[Dataset entries]
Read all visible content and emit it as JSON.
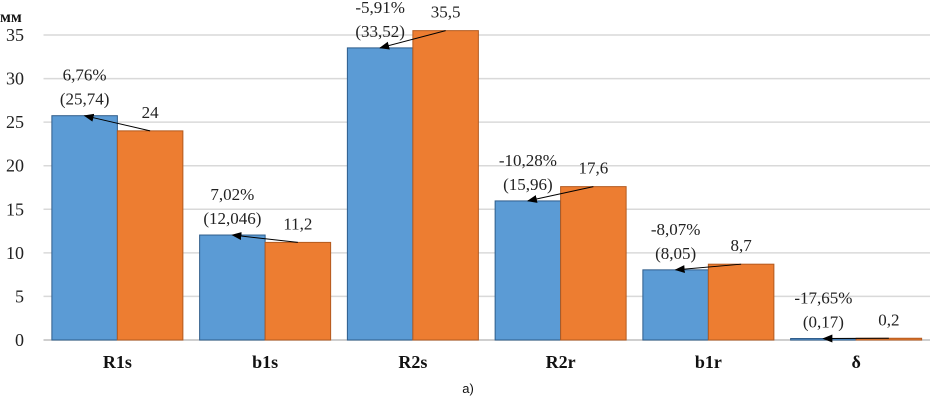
{
  "chart_data": {
    "type": "bar",
    "ylabel": "мм",
    "caption": "a)",
    "categories": [
      "R1s",
      "b1s",
      "R2s",
      "R2r",
      "b1r",
      "δ"
    ],
    "ylim": [
      0,
      35
    ],
    "yticks": [
      0,
      5,
      10,
      15,
      20,
      25,
      30,
      35
    ],
    "grid": true,
    "series": [
      {
        "values": [
          25.74,
          12.046,
          33.52,
          15.96,
          8.05,
          0.17
        ],
        "labels": [
          "(25,74)",
          "(12,046)",
          "(33,52)",
          "(15,96)",
          "(8,05)",
          "(0,17)"
        ],
        "color": "#5B9BD5"
      },
      {
        "values": [
          24,
          11.2,
          35.5,
          17.6,
          8.7,
          0.2
        ],
        "labels": [
          "24",
          "11,2",
          "35,5",
          "17,6",
          "8,7",
          "0,2"
        ],
        "color": "#ED7D31"
      }
    ],
    "annotations": [
      "6,76%",
      "7,02%",
      "-5,91%",
      "-10,28%",
      "-8,07%",
      "-17,65%"
    ]
  }
}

→ **Required task**:
Print the records above exactly as they stand, but leave out the pictures.

→ **Answer to the problem**:
Read all visible content and emit it as JSON.
{
  "chart_data": {
    "type": "bar",
    "ylabel": "мм",
    "caption": "a)",
    "categories": [
      "R1s",
      "b1s",
      "R2s",
      "R2r",
      "b1r",
      "δ"
    ],
    "ylim": [
      0,
      35
    ],
    "yticks": [
      0,
      5,
      10,
      15,
      20,
      25,
      30,
      35
    ],
    "grid": true,
    "series": [
      {
        "values": [
          25.74,
          12.046,
          33.52,
          15.96,
          8.05,
          0.17
        ],
        "labels": [
          "(25,74)",
          "(12,046)",
          "(33,52)",
          "(15,96)",
          "(8,05)",
          "(0,17)"
        ],
        "color": "#5B9BD5"
      },
      {
        "values": [
          24,
          11.2,
          35.5,
          17.6,
          8.7,
          0.2
        ],
        "labels": [
          "24",
          "11,2",
          "35,5",
          "17,6",
          "8,7",
          "0,2"
        ],
        "color": "#ED7D31"
      }
    ],
    "annotations": [
      "6,76%",
      "7,02%",
      "-5,91%",
      "-10,28%",
      "-8,07%",
      "-17,65%"
    ]
  }
}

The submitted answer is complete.